* _What you will do_:
Find each line holding the word "highlighted" and give the number of such lines, nothing else.

__________

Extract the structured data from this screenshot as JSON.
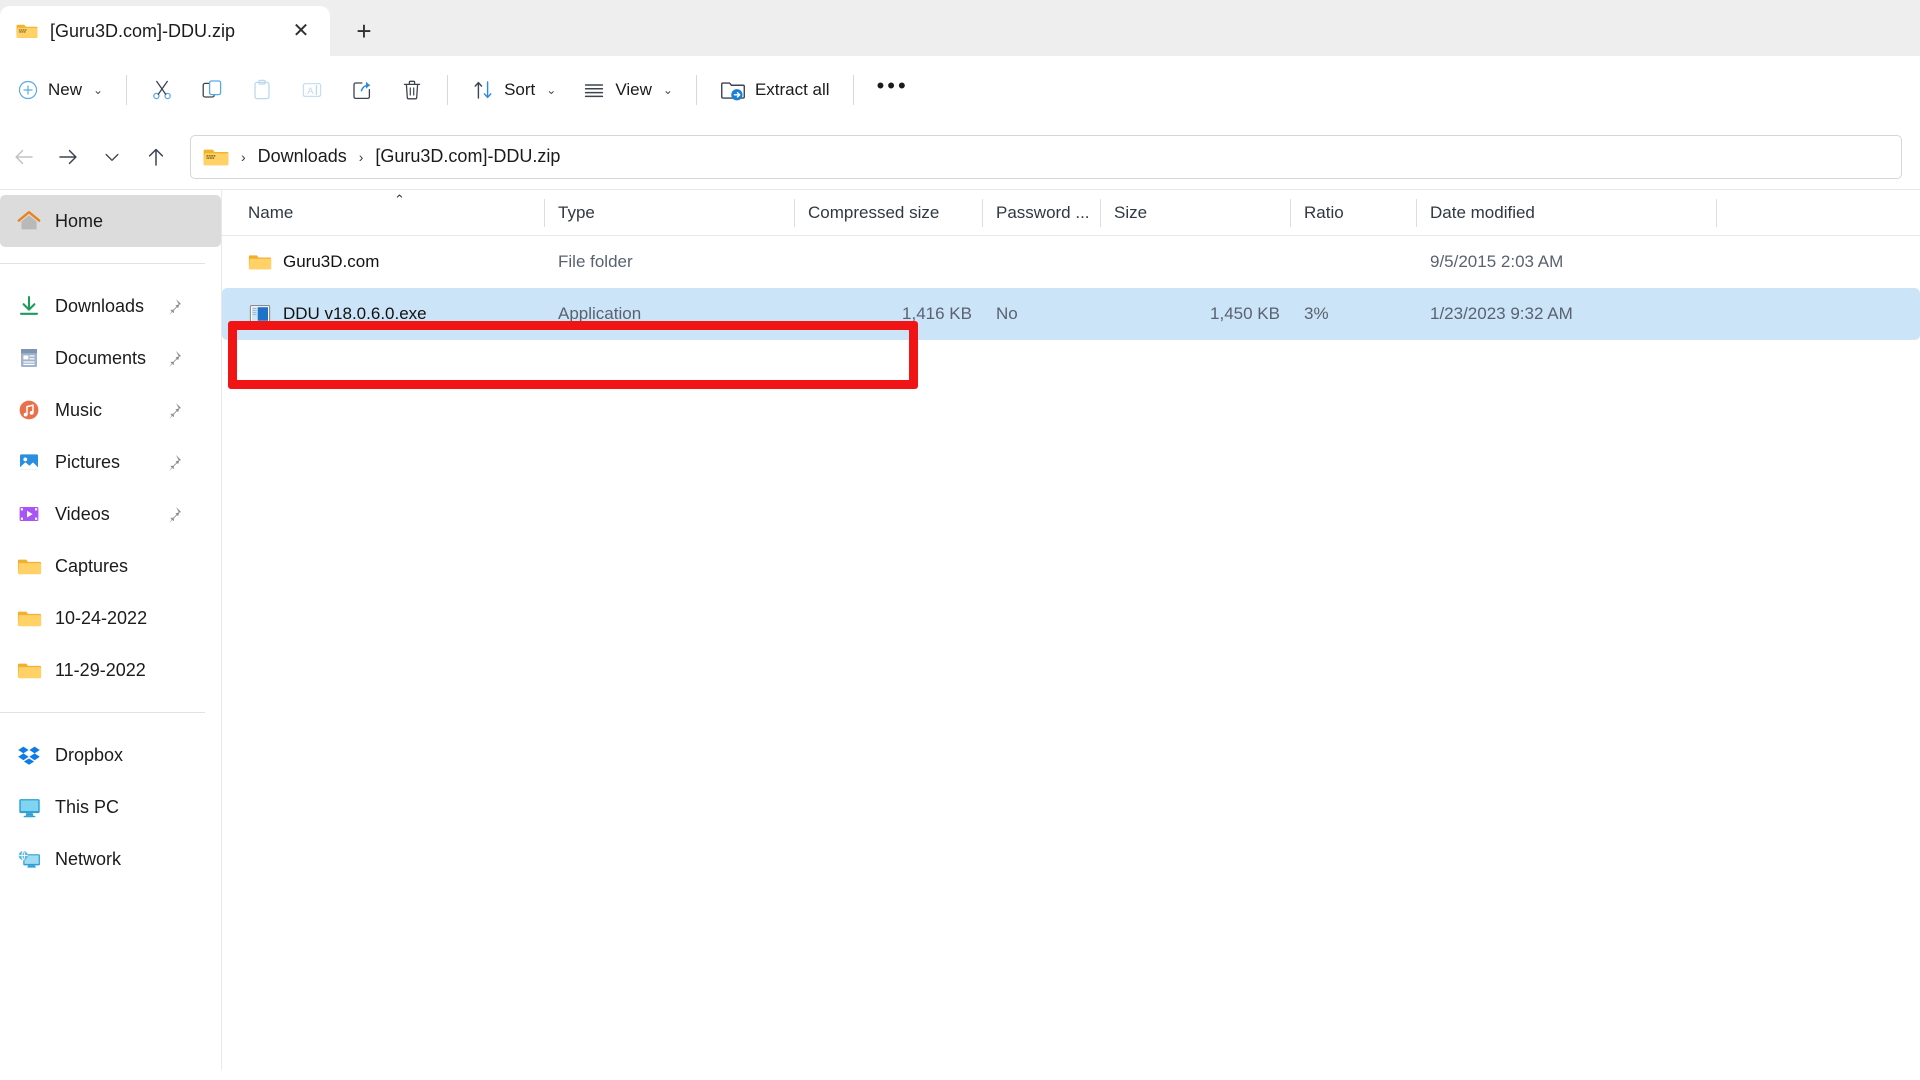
{
  "window": {
    "tab": {
      "title": "[Guru3D.com]-DDU.zip",
      "icon": "zip-folder-icon",
      "close_label": "✕",
      "new_tab_label": "+"
    }
  },
  "toolbar": {
    "new_label": "New",
    "new_icon": "plus-circle-icon",
    "cut_icon": "scissors-icon",
    "copy_icon": "copy-icon",
    "paste_icon": "paste-icon",
    "rename_icon": "rename-icon",
    "share_icon": "share-icon",
    "delete_icon": "trash-icon",
    "sort_label": "Sort",
    "sort_icon": "sort-arrows-icon",
    "view_label": "View",
    "view_icon": "view-lines-icon",
    "extract_all_label": "Extract all",
    "extract_all_icon": "extract-folder-icon",
    "more_label": "•••",
    "chevron": "⌄"
  },
  "addressbar": {
    "back_icon": "arrow-left-icon",
    "forward_icon": "arrow-right-icon",
    "recent_icon": "chevron-down-icon",
    "up_icon": "arrow-up-icon",
    "folder_icon": "zip-folder-icon",
    "separator": "›",
    "crumbs": [
      "Downloads",
      "[Guru3D.com]-DDU.zip"
    ]
  },
  "sidebar": {
    "home": {
      "label": "Home",
      "icon": "home-icon"
    },
    "quick_access": [
      {
        "label": "Downloads",
        "icon": "downloads-icon",
        "pinned": true
      },
      {
        "label": "Documents",
        "icon": "documents-icon",
        "pinned": true
      },
      {
        "label": "Music",
        "icon": "music-icon",
        "pinned": true
      },
      {
        "label": "Pictures",
        "icon": "pictures-icon",
        "pinned": true
      },
      {
        "label": "Videos",
        "icon": "videos-icon",
        "pinned": true
      },
      {
        "label": "Captures",
        "icon": "folder-icon",
        "pinned": false
      },
      {
        "label": "10-24-2022",
        "icon": "folder-icon",
        "pinned": false
      },
      {
        "label": "11-29-2022",
        "icon": "folder-icon",
        "pinned": false
      }
    ],
    "drives": [
      {
        "label": "Dropbox",
        "icon": "dropbox-icon"
      },
      {
        "label": "This PC",
        "icon": "this-pc-icon"
      },
      {
        "label": "Network",
        "icon": "network-icon"
      }
    ]
  },
  "filelist": {
    "columns": [
      {
        "key": "name",
        "label": "Name",
        "sorted": true,
        "sort_caret": "⌃"
      },
      {
        "key": "type",
        "label": "Type"
      },
      {
        "key": "compressed_size",
        "label": "Compressed size"
      },
      {
        "key": "password",
        "label": "Password ..."
      },
      {
        "key": "size",
        "label": "Size"
      },
      {
        "key": "ratio",
        "label": "Ratio"
      },
      {
        "key": "date_modified",
        "label": "Date modified"
      }
    ],
    "rows": [
      {
        "name": "Guru3D.com",
        "icon": "folder-icon",
        "type": "File folder",
        "compressed_size": "",
        "password": "",
        "size": "",
        "ratio": "",
        "date_modified": "9/5/2015 2:03 AM",
        "selected": false,
        "highlighted": false
      },
      {
        "name": "DDU v18.0.6.0.exe",
        "icon": "application-exe-icon",
        "type": "Application",
        "compressed_size": "1,416 KB",
        "password": "No",
        "size": "1,450 KB",
        "ratio": "3%",
        "date_modified": "1/23/2023 9:32 AM",
        "selected": true,
        "highlighted": true
      }
    ]
  },
  "annotation": {
    "highlight_color": "#f01414",
    "target": "DDU v18.0.6.0.exe"
  }
}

__________

* _Written reply_:
2